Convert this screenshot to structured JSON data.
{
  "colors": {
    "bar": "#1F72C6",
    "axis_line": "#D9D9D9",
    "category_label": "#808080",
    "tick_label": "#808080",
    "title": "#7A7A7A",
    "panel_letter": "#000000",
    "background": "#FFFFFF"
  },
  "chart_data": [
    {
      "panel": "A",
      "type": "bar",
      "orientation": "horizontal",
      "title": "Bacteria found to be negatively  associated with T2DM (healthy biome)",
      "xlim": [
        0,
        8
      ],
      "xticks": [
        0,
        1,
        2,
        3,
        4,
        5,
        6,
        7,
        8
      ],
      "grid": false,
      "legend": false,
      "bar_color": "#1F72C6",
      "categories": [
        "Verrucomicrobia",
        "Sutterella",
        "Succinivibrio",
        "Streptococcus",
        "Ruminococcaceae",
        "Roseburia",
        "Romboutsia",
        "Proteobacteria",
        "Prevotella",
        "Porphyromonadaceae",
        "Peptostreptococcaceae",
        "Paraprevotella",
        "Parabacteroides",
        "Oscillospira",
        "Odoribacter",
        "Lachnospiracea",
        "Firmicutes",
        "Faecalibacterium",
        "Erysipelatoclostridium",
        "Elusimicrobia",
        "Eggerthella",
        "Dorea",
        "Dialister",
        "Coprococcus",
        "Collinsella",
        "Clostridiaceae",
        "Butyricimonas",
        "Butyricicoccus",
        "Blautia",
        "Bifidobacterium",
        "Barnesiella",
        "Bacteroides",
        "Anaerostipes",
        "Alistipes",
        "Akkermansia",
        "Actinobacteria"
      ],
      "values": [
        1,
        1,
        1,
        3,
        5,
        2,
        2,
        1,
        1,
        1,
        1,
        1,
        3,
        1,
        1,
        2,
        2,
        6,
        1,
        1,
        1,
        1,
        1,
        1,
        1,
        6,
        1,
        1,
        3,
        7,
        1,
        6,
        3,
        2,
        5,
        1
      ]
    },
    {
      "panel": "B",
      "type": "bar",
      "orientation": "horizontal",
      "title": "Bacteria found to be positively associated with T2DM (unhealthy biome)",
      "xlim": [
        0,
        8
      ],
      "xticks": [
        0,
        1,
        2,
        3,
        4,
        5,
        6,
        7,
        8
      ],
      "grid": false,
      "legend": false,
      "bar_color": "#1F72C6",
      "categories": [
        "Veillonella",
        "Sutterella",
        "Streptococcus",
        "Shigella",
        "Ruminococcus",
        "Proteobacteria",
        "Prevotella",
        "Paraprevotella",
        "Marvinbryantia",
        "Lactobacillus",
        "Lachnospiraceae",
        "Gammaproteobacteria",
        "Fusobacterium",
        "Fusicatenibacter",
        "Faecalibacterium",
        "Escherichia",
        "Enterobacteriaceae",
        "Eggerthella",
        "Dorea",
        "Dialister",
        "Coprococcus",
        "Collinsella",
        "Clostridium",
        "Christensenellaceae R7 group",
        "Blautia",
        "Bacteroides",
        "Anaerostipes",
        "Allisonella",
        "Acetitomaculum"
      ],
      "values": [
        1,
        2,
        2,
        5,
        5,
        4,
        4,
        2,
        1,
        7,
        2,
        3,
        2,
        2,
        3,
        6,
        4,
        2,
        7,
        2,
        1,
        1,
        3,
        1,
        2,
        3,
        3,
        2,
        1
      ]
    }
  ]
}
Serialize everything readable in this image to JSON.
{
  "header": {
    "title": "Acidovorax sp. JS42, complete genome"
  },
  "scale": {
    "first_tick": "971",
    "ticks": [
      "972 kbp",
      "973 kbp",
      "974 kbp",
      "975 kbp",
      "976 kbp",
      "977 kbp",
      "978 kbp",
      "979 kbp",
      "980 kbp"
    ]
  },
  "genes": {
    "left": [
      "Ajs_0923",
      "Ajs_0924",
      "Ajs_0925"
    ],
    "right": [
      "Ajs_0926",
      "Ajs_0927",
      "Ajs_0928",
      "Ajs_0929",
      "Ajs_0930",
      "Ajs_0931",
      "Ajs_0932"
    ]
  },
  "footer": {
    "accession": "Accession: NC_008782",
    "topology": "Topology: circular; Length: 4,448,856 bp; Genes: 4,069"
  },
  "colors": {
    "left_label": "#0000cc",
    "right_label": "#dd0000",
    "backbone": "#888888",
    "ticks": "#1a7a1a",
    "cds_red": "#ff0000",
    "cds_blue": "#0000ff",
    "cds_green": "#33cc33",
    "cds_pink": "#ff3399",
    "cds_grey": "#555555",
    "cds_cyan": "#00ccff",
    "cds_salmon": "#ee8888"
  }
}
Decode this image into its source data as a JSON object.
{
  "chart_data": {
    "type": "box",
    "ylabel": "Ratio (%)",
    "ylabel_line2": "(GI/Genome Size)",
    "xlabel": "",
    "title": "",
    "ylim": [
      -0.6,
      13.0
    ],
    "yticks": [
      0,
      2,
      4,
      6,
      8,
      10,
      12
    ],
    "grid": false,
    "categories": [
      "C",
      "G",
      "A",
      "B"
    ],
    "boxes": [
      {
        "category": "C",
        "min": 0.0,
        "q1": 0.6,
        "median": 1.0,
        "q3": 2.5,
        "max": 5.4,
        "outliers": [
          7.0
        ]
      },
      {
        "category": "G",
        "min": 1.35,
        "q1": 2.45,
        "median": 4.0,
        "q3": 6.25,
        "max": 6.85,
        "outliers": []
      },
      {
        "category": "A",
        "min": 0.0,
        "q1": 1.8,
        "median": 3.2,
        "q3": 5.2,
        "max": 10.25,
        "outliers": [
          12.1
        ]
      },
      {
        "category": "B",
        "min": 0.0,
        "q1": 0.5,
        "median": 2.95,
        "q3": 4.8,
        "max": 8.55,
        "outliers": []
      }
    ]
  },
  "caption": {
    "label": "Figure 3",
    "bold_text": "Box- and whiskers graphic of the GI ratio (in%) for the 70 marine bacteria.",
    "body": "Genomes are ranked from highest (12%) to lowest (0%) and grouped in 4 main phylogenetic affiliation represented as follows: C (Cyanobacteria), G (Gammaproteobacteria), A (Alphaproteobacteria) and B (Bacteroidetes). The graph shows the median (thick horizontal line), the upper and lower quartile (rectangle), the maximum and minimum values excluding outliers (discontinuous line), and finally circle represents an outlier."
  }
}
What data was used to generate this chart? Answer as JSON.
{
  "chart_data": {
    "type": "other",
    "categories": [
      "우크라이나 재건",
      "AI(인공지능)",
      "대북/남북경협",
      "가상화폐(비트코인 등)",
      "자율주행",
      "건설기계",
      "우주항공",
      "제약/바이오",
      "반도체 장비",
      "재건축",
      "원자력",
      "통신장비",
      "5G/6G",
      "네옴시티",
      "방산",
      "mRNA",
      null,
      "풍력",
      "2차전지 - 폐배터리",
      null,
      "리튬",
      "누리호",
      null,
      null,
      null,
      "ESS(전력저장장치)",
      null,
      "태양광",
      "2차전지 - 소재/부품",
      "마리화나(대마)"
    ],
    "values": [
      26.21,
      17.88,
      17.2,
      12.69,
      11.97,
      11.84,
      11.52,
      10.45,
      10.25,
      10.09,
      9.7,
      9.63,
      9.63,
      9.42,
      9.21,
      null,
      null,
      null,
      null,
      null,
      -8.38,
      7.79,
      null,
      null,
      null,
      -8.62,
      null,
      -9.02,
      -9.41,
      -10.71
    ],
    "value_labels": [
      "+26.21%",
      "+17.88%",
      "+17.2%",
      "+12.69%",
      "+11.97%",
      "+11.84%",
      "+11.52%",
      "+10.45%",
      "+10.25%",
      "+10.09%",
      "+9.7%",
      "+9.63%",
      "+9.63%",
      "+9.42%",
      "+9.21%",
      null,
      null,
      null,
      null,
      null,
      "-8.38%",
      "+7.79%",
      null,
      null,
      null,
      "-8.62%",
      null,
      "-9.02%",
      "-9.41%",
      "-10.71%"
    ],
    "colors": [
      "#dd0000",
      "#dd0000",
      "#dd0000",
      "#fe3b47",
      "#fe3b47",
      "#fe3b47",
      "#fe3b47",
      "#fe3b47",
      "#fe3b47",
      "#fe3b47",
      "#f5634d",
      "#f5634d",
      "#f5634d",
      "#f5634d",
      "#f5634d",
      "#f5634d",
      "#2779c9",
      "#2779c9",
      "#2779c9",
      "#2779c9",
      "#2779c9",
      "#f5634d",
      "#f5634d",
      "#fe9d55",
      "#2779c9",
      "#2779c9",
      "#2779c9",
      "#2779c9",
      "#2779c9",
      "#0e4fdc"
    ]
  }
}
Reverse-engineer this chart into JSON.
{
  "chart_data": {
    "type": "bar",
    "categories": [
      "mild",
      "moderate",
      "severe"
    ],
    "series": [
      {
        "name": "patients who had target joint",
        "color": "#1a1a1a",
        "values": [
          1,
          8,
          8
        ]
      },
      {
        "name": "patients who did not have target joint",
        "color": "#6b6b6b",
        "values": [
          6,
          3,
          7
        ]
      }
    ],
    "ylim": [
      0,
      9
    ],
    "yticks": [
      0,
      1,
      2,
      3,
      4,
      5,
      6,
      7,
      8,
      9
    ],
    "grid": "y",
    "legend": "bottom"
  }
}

§ **THE PROBLEM**: Exactly the lines from the one containing "Reverse-engineer this chart into JSON." through the last line of the material above are to be returned, with nothing else.

§ **ANSWER TO THIS EXERCISE**:
Reverse-engineer this chart into JSON.
{
  "chart_data": {
    "type": "bar",
    "categories": [
      "mild",
      "moderate",
      "severe"
    ],
    "series": [
      {
        "name": "patients who had target joint",
        "color": "#1a1a1a",
        "values": [
          1,
          8,
          8
        ]
      },
      {
        "name": "patients who did not have target joint",
        "color": "#6b6b6b",
        "values": [
          6,
          3,
          7
        ]
      }
    ],
    "ylim": [
      0,
      9
    ],
    "yticks": [
      0,
      1,
      2,
      3,
      4,
      5,
      6,
      7,
      8,
      9
    ],
    "grid": "y",
    "legend": "bottom"
  }
}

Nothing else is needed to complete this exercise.